== Selected passage ==

╔══

And they’re paying off law school: about $300,000 in combined student loans.
“It’s just one of those things that come off the top,” said Ralph Salvia, 35. “We’re fortunate to make enough money.”
Salvia and his wife, Trisha, represent a sliver of student-loan borrowers who have found a way to refinance. Unlike many struggling student borrowers nationwide, they don’t need anyone’s debt-management help — and that’s precisely why they’re eligible for it.
The Salvias refinanced their student loans this year through Citizens Bank, slashing their interest rates from about 6.75 percent to 2.35 percent, putting their student loan rate lower than their mortgage rate of 3.25 percent. Their monthly payments dropped by $700. The savings, the couple says, will go toward day care.
“I’ve told all my friends to do this,” Ralph Salvia said. “Multiple times.”
On paper, refinancing student debt — like refinancing a mortgage — is a logical way to save cash. The idea: You often apply for education loans as a penniless teenager and, ideally, graduate four (or seven or 12) years later with a steady job and a healthier credit score.

╚══

== Provided records ==
╔══

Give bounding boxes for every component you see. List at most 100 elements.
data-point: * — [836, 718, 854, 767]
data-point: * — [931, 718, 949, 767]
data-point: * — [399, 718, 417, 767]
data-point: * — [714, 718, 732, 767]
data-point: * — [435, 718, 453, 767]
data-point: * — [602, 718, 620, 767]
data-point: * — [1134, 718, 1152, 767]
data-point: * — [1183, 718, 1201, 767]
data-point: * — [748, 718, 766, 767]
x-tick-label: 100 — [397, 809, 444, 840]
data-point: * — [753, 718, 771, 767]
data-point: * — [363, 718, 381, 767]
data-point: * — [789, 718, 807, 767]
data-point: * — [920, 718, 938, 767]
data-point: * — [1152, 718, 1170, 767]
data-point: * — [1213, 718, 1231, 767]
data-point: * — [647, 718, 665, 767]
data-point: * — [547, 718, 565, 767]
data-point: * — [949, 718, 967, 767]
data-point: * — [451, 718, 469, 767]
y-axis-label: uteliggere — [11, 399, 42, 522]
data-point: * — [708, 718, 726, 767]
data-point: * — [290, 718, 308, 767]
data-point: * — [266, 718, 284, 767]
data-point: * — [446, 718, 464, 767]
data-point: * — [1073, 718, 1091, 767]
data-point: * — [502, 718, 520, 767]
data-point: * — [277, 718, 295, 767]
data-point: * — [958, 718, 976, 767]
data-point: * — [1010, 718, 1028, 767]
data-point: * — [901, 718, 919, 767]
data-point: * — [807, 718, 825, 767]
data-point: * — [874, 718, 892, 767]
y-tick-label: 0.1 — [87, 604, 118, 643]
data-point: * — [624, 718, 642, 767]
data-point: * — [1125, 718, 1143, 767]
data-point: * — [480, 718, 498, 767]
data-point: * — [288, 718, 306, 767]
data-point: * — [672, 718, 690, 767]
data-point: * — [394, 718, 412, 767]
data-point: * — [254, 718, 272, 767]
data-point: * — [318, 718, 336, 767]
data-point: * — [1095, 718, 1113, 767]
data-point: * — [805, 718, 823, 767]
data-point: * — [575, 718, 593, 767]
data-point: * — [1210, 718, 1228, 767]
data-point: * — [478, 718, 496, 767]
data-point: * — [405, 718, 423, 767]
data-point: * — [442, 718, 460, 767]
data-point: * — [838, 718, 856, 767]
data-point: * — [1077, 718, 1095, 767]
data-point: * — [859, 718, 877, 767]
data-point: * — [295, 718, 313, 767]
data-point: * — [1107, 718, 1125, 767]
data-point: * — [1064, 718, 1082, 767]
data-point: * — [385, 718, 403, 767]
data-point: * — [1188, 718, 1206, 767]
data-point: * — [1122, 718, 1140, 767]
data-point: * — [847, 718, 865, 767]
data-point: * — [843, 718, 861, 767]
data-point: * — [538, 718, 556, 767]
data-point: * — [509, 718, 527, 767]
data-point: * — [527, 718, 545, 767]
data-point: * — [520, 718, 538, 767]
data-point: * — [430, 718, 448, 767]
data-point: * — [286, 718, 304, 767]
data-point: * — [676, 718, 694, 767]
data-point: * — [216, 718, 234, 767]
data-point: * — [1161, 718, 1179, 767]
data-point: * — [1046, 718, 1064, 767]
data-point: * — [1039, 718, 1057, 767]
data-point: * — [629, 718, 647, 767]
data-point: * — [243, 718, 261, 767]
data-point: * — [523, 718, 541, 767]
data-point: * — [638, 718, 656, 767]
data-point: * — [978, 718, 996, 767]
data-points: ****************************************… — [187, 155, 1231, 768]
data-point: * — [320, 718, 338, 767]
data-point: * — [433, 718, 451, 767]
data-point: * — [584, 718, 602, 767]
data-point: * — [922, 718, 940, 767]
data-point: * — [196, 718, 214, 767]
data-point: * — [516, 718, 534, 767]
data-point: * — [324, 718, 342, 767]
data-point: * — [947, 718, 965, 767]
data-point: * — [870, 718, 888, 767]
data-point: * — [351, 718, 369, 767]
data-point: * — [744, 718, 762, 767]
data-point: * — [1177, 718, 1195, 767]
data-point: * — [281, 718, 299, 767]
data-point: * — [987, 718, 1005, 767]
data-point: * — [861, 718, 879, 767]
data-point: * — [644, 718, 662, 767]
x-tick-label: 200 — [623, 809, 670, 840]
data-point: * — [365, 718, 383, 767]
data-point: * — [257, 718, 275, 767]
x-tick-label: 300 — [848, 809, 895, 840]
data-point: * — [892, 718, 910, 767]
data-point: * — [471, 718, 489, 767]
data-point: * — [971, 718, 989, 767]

╚══

== Requirement 1 ==
In the student-loan article, repeat everything from "The Salvias refinanced" down to "toward day care.", swapping "day care" for "child care".
== Requirement 2 ==
Translate this sentence from the student-loan article into Spanish: "Their monthly payments dropped by $700."
Rely on the student-loan article alone.

== Exercise result 1 ==
The Salvias refinanced their student loans this year through Citizens Bank, slashing their interest rates from about 6.75 percent to 2.35 percent, putting their student loan rate lower than their mortgage rate of 3.25 percent. Their monthly payments dropped by $700. The savings, the couple says, will go toward child care.

== Exercise result 2 ==
Sus pagos mensuales se redujeron en $700.